Supplied text

━━━━━━━━━━━━━━━━━━━━━━━━━━━━━━

It is crazy how it works. How you can either run as fast as you can or walk as slow as possible but life always keeps at the same tempo. When I realized I should not have been a marine I hadn't even joined yet. But I went through with it anyway. The fact that it was a good choice still stands to be proven wrong. I just wish I could have more control over the simple things that I took for granted when I was a civilian. Like not having to answer to someone every day. Or being able to wake up and choose what I want to do that day, instead of it being chose for me. I can already see the positives of what this experience will give me. Like discipline and the what not's of a military life. I guess I just hate being told what to do. And the fact that the marine corp is a huge egotistical fraternity pisses me off everyday when I wake up. I know some asshole will talk at me like his word is from God himself. But you learn to live with a lot of shit while in the service.
There are more positives then the alternatives though. Every superior has a different way they reached their rank. And with that comes more experience then any civilian could offer. So when a superior comes forward in ernest humility and talks at us from the perspective of a teacher, a whole lot can be learned. 
I have yet to act normal to anyone I know here. It is just funny the way some people react. Some get pissed others just play along. I don't know what it is but messing with people I have hardly an acquaintance with amuses me greatly. 
But there still has yet to be one person to call me out on it.
I still have a great passion towards music. I know it will be what I end up doing someday.  I miss playing. My guitar is a better friend then any I have ever had. Simply put it is just the most simply relationship in which I get the most pleasure. Selfishness really.
This being my first Blog post with no readers kinda makes me chuckle. Its like a diary where I get to write to an imaginary audience.

━━━━━━━━━━━━━━━━━━━━━━━━━━━━━━

Data shown

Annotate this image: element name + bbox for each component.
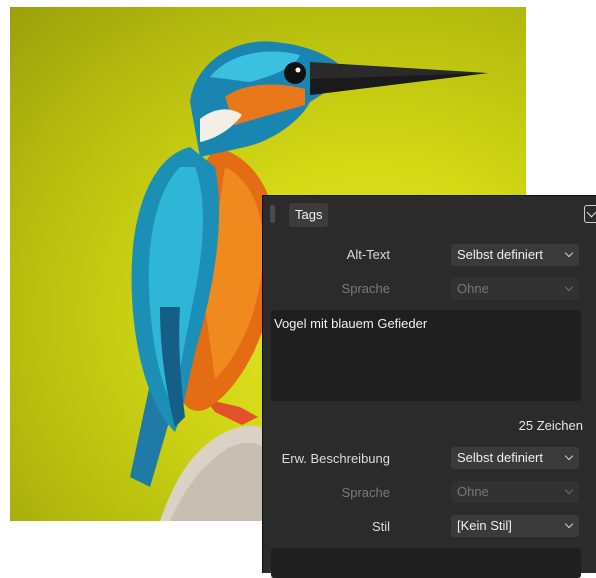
collapse-icon[interactable] [584, 205, 596, 223]
extended-language-value: Ohne [457, 484, 489, 499]
extended-description-label: Erw. Beschreibung [281, 451, 390, 466]
style-value: [Kein Stil] [457, 518, 512, 533]
style-label: Stil [371, 519, 390, 534]
alt-text-content: Vogel mit blauem Gefieder [274, 316, 428, 331]
alt-text-language-select[interactable]: Ohne [451, 278, 579, 300]
chevron-down-icon [564, 282, 574, 292]
panel-grip-handle[interactable] [270, 205, 275, 223]
chevron-down-icon [564, 248, 574, 258]
tags-panel: Tags Alt-Text Selbst definiert Sprache O… [262, 195, 596, 578]
tab-tags[interactable]: Tags [289, 203, 329, 227]
chevron-down-icon [564, 519, 574, 529]
alt-text-language-value: Ohne [457, 281, 489, 296]
style-select[interactable]: [Kein Stil] [451, 515, 579, 537]
alt-text-textarea[interactable]: Vogel mit blauem Gefieder [271, 310, 581, 401]
extended-description-mode-value: Selbst definiert [457, 450, 543, 465]
extended-language-label: Sprache [341, 485, 390, 500]
extended-language-select[interactable]: Ohne [451, 481, 579, 503]
chevron-down-icon [564, 485, 574, 495]
alt-text-mode-value: Selbst definiert [457, 247, 543, 262]
alt-text-language-label: Sprache [341, 281, 390, 296]
extended-description-textarea[interactable] [271, 548, 581, 578]
extended-description-mode-select[interactable]: Selbst definiert [451, 447, 579, 469]
panel-header: Tags [263, 196, 596, 232]
chevron-down-icon [564, 451, 574, 461]
alt-text-mode-select[interactable]: Selbst definiert [451, 244, 579, 266]
alt-text-label: Alt-Text [346, 247, 390, 262]
alt-text-char-count: 25 Zeichen [518, 418, 583, 433]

━━━━━━━━━━━━━━━━━━━━━━━━━━━━━━

Challenges
1. Write out the blog post word for word from "I still have" to "pleasure. Selfishness really.".
2. Return every line of the records verbatim, leaving out the pictures.

Response list
1.
I still have a great passion towards music. I know it will be what I end up doing someday.  I miss playing. My guitar is a better friend then any I have ever had. Simply put it is just the most simply relationship in which I get the most pleasure. Selfishness really.

2.
Annotate this image: element name + bbox for each component.
collapse-icon[interactable] [584, 205, 596, 223]
extended-language-value: Ohne [457, 484, 489, 499]
extended-description-label: Erw. Beschreibung [281, 451, 390, 466]
style-value: [Kein Stil] [457, 518, 512, 533]
style-label: Stil [371, 519, 390, 534]
alt-text-content: Vogel mit blauem Gefieder [274, 316, 428, 331]
alt-text-language-select[interactable]: Ohne [451, 278, 579, 300]
chevron-down-icon [564, 282, 574, 292]
panel-grip-handle[interactable] [270, 205, 275, 223]
chevron-down-icon [564, 248, 574, 258]
tags-panel: Tags Alt-Text Selbst definiert Sprache O… [262, 195, 596, 578]
tab-tags[interactable]: Tags [289, 203, 329, 227]
chevron-down-icon [564, 519, 574, 529]
alt-text-language-value: Ohne [457, 281, 489, 296]
style-select[interactable]: [Kein Stil] [451, 515, 579, 537]
alt-text-textarea[interactable]: Vogel mit blauem Gefieder [271, 310, 581, 401]
extended-description-mode-value: Selbst definiert [457, 450, 543, 465]
extended-language-label: Sprache [341, 485, 390, 500]
extended-language-select[interactable]: Ohne [451, 481, 579, 503]
chevron-down-icon [564, 485, 574, 495]
alt-text-mode-value: Selbst definiert [457, 247, 543, 262]
alt-text-language-label: Sprache [341, 281, 390, 296]
extended-description-textarea[interactable] [271, 548, 581, 578]
extended-description-mode-select[interactable]: Selbst definiert [451, 447, 579, 469]
panel-header: Tags [263, 196, 596, 232]
chevron-down-icon [564, 451, 574, 461]
alt-text-mode-select[interactable]: Selbst definiert [451, 244, 579, 266]
alt-text-label: Alt-Text [346, 247, 390, 262]
alt-text-char-count: 25 Zeichen [518, 418, 583, 433]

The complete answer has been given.